— GIVEN REQUEST —
Find each line containing the string "this". Copy it.

— EXERCISE INPUT —
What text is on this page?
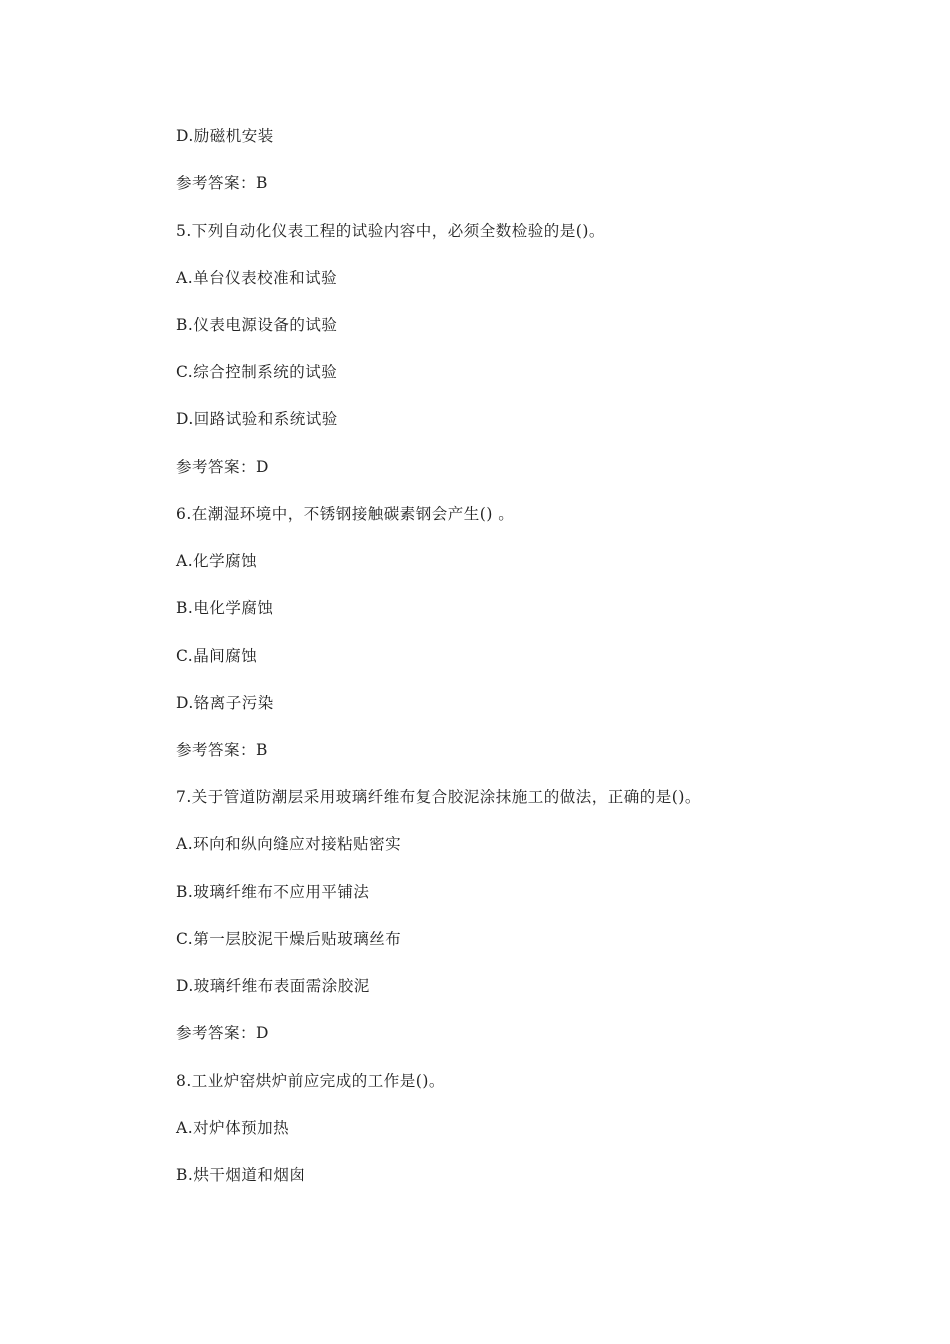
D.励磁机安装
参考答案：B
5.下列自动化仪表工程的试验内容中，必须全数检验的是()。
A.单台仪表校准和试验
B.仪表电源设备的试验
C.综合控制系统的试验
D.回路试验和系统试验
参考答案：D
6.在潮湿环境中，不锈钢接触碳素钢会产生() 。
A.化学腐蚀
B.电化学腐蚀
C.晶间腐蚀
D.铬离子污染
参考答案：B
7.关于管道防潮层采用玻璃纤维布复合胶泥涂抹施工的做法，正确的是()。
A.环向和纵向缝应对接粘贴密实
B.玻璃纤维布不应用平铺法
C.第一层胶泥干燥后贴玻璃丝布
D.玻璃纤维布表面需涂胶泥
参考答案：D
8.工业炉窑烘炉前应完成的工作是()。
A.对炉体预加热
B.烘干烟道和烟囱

==

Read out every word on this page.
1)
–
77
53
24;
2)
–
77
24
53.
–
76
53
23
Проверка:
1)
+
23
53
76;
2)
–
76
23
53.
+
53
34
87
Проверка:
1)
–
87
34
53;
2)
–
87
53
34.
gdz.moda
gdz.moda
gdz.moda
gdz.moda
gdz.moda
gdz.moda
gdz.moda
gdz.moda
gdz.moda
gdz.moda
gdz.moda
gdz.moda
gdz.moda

— PROBLEM SOLUTION —
What text is on this page?
Read out every word on this page.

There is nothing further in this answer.